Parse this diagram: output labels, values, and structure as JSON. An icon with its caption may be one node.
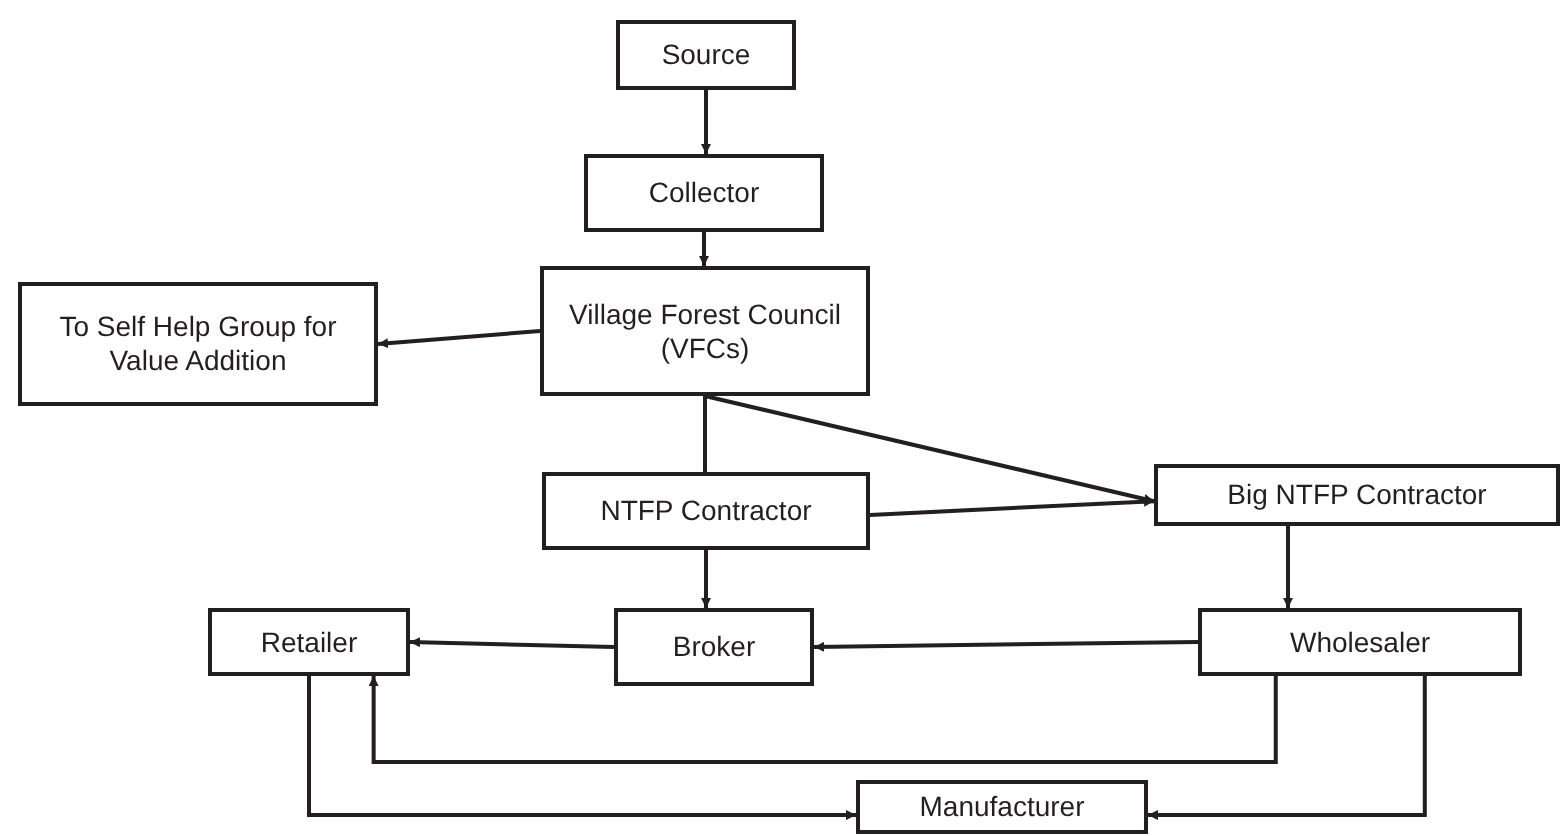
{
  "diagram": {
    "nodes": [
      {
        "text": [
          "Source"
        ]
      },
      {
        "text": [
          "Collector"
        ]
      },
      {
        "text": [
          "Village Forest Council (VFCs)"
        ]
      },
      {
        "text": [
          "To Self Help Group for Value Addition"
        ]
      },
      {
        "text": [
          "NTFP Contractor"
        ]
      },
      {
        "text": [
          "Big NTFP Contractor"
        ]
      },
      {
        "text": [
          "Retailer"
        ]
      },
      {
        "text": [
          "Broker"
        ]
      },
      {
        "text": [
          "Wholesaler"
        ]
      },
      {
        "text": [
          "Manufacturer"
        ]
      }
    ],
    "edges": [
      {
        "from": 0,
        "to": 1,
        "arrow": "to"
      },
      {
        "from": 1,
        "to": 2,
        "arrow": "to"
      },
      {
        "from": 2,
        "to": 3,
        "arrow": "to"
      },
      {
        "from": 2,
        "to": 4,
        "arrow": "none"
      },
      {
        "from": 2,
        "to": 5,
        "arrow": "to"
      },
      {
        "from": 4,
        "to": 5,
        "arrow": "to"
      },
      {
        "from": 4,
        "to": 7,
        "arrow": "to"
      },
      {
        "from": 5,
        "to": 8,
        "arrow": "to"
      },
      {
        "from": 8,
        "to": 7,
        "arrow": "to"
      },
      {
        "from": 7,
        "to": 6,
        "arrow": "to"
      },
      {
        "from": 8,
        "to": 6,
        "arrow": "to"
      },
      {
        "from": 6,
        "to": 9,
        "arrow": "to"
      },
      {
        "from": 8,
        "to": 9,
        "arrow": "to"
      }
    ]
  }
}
---
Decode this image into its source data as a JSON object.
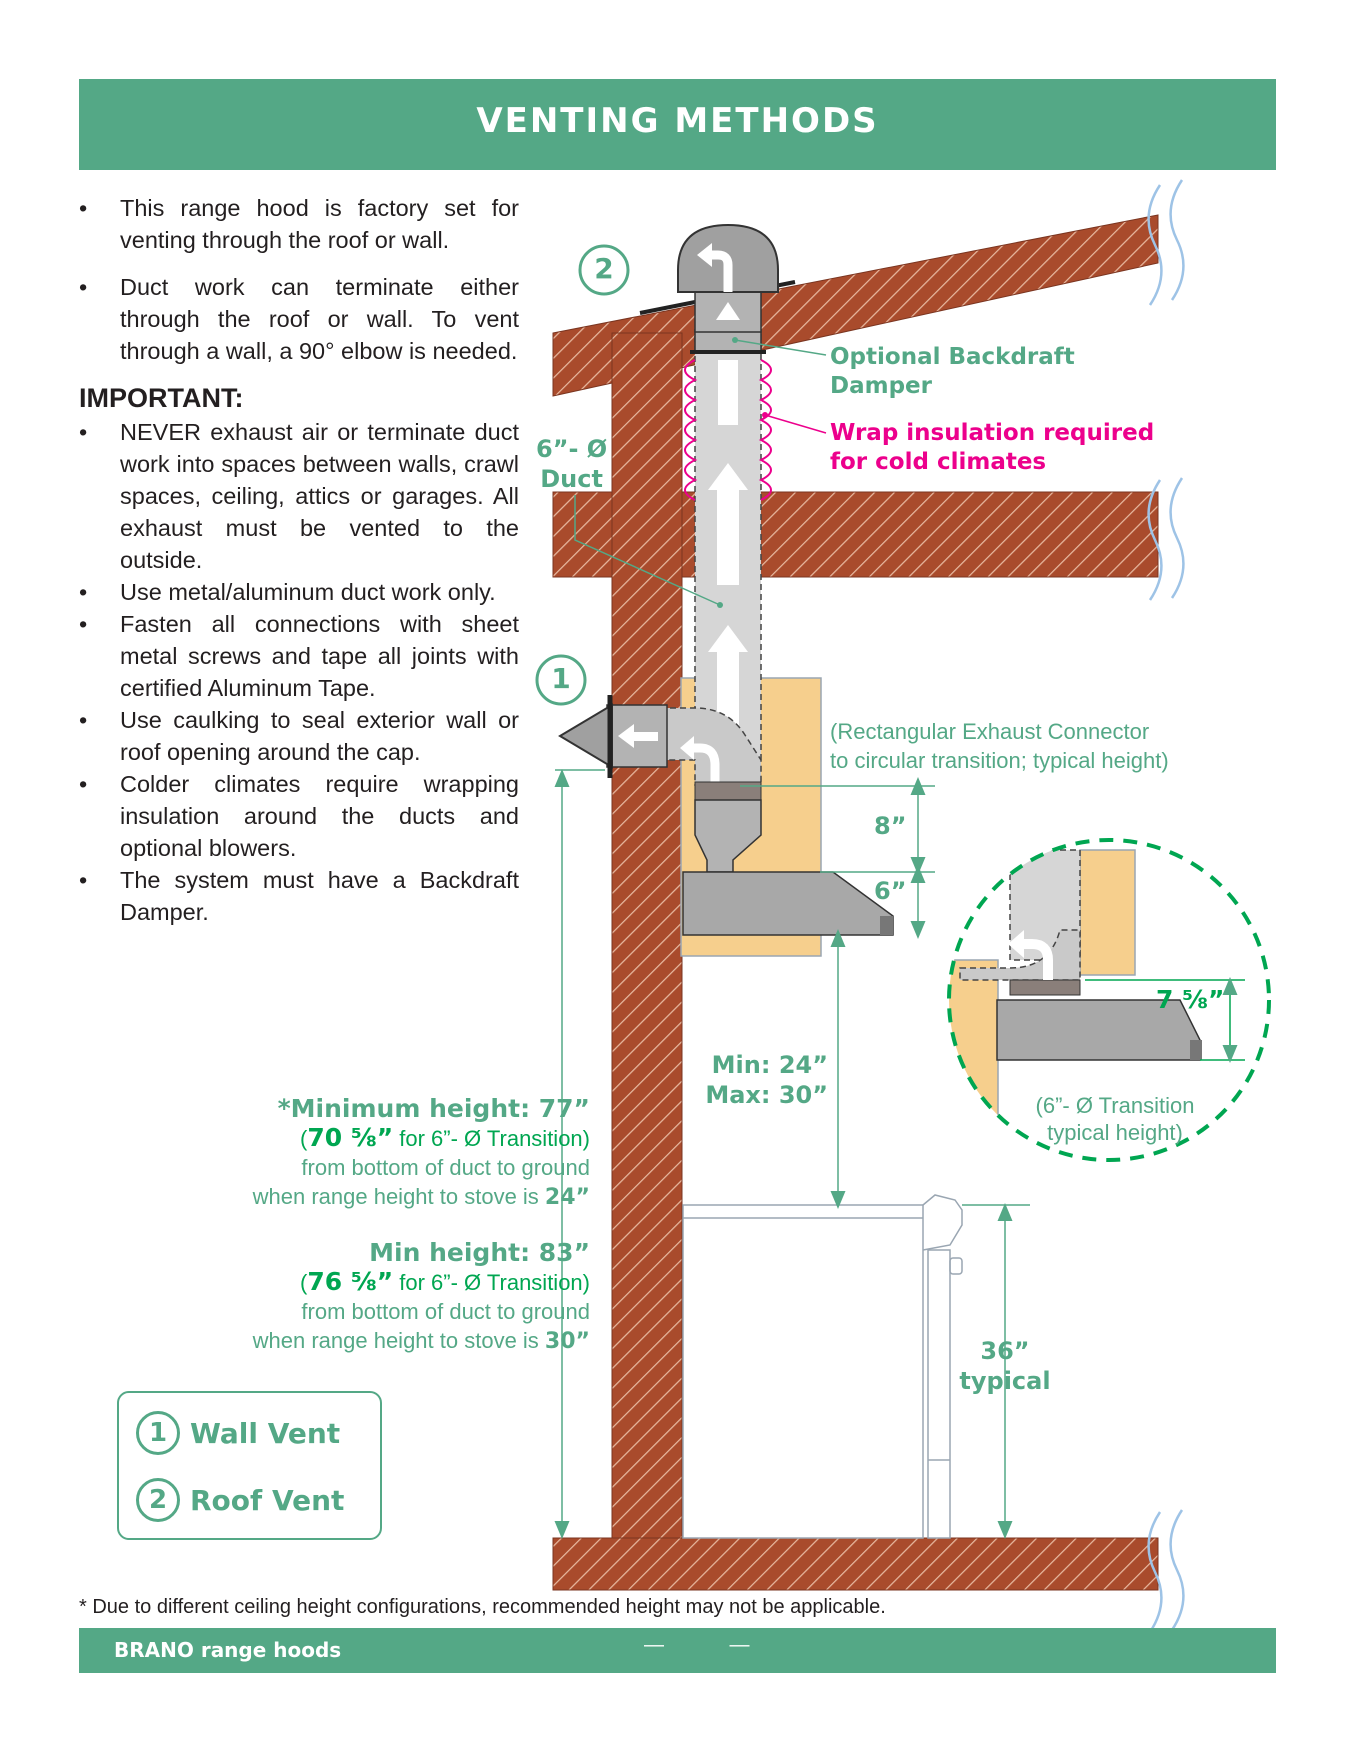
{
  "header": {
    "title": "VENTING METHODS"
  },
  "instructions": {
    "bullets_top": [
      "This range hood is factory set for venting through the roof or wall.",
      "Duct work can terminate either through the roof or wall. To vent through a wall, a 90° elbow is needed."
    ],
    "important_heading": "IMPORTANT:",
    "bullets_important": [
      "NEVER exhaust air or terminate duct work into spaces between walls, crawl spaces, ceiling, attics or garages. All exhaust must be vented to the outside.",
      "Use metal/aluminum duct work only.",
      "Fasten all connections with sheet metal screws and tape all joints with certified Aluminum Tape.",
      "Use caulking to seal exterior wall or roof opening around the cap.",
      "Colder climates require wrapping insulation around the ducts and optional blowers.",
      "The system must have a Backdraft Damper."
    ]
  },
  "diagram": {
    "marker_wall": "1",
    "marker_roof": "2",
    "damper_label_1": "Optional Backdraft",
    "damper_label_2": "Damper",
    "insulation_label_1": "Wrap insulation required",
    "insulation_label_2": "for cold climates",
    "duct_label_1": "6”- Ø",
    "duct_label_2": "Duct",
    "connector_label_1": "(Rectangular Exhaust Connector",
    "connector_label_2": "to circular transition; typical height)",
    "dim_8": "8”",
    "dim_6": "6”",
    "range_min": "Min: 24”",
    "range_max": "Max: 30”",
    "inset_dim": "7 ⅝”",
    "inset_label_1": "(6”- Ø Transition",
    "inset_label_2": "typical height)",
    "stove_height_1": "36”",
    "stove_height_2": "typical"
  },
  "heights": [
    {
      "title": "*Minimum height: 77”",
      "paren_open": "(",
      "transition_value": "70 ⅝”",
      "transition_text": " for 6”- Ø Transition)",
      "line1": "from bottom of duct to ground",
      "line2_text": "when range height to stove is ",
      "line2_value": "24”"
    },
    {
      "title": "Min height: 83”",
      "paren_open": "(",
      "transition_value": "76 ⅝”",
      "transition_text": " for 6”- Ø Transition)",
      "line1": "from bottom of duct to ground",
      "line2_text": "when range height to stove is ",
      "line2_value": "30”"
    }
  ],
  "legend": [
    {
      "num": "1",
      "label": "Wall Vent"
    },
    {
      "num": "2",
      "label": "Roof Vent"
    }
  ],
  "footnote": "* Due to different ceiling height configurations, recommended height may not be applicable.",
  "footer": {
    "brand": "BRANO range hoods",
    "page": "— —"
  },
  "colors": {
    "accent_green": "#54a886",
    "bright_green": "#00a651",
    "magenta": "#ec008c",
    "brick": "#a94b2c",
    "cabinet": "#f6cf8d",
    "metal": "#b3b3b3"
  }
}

[THE PROBLEM]:
Identify each line in the records above that contains the word "typical", and copy it out in full.

[REPLY]:
    "connector_label_2": "to circular transition; typical height)",
    "inset_label_2": "typical height)",
    "stove_height_2": "typical"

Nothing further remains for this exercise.